Every line holding the string "использования" should be gathered.

■ **WORKING DATA**:
>> START

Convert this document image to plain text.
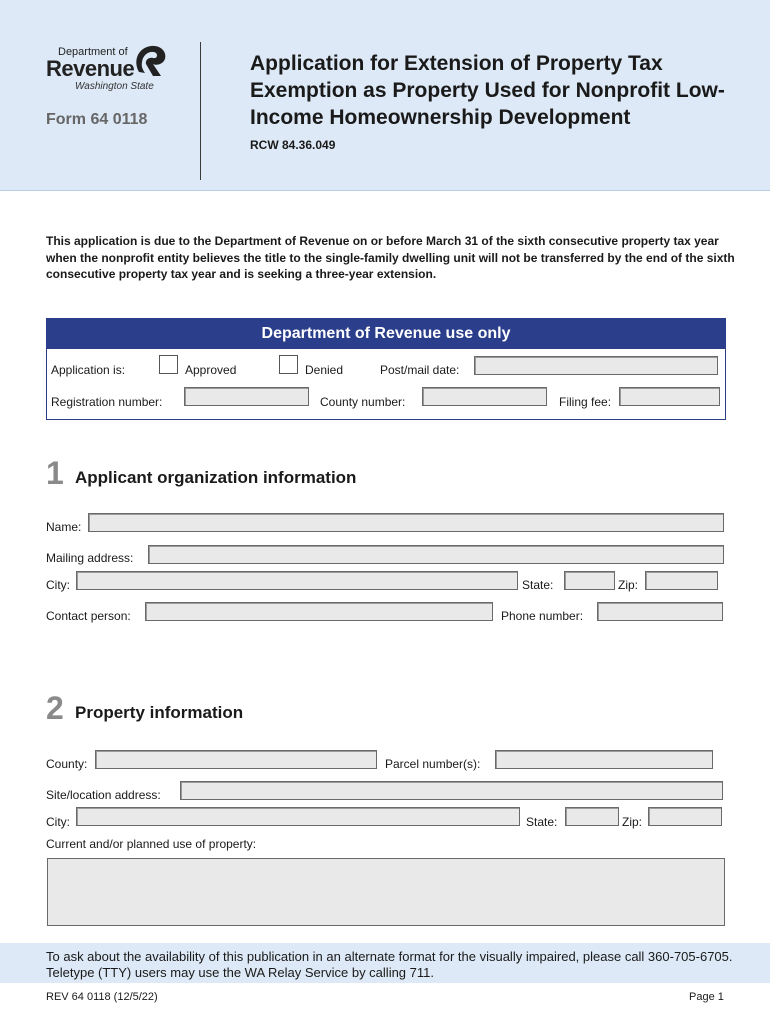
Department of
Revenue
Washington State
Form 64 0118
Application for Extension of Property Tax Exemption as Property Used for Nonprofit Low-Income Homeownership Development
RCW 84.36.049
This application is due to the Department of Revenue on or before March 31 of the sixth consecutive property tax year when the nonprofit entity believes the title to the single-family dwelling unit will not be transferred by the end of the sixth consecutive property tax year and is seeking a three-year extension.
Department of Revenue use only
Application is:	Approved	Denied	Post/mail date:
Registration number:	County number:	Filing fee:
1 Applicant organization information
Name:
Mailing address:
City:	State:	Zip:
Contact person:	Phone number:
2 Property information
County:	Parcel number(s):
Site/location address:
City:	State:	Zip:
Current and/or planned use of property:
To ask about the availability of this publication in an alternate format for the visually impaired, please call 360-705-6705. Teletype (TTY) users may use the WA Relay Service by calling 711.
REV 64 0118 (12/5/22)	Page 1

>> END
>> START

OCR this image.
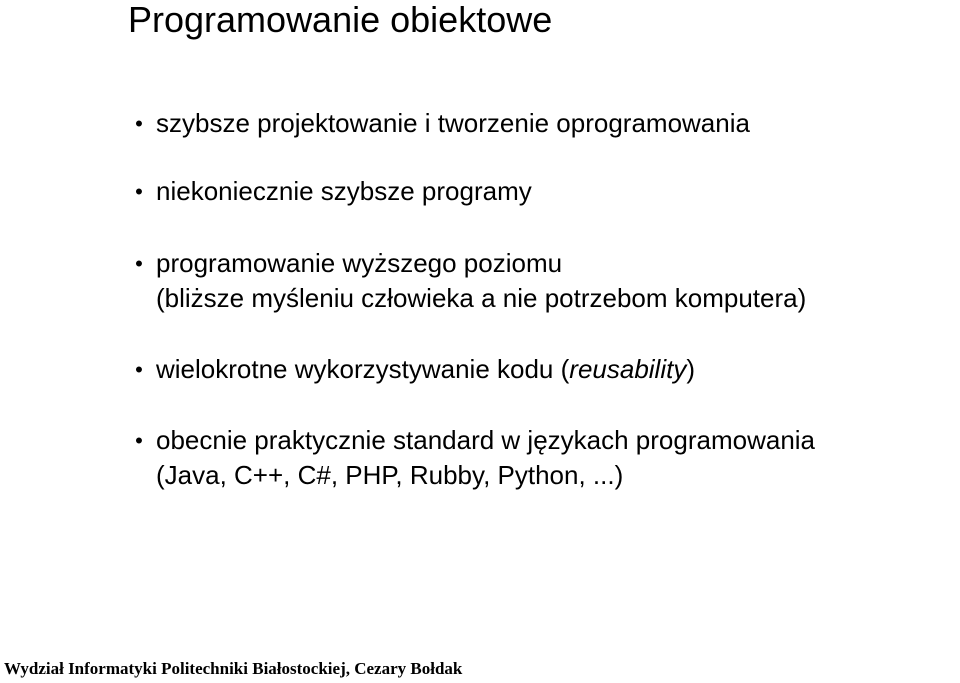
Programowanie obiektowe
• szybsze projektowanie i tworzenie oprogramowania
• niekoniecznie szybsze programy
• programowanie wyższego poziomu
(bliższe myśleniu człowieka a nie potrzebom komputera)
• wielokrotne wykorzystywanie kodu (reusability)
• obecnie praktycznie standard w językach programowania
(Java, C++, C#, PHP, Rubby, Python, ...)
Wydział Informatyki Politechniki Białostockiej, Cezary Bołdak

>> END
>> START

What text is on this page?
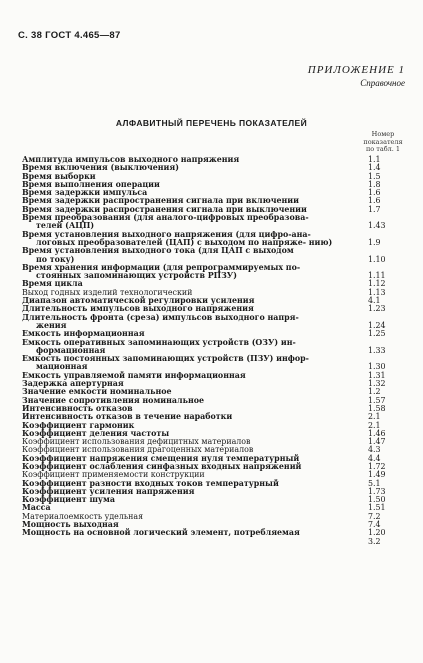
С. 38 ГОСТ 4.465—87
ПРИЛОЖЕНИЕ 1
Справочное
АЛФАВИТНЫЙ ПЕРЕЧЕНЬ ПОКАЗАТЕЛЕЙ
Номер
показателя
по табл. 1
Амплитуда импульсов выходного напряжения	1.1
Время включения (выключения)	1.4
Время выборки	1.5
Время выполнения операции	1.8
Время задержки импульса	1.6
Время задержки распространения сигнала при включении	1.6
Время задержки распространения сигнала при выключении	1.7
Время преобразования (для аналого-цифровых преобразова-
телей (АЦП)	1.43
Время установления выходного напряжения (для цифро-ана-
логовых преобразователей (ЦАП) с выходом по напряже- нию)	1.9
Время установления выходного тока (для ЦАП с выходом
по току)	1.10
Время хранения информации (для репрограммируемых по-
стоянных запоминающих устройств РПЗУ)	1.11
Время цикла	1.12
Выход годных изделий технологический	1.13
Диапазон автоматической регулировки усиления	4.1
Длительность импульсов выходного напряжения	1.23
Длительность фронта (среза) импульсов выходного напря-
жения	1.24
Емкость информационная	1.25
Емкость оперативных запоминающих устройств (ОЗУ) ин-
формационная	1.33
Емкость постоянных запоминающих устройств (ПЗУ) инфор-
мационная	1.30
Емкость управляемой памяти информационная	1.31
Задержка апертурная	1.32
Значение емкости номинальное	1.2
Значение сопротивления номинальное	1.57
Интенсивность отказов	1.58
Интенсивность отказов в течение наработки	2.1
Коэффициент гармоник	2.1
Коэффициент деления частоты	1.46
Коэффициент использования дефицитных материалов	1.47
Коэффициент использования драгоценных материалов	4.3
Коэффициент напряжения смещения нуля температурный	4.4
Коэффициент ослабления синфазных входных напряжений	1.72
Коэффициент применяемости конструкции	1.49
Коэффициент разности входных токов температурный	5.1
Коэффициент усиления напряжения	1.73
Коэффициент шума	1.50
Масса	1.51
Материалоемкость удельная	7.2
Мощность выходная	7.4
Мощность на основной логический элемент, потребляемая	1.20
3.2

>> END

■ **SOLVED EXERCISE**:
Коэффициент использования дефицитных материалов	1.47
Коэффициент использования драгоценных материалов	4.3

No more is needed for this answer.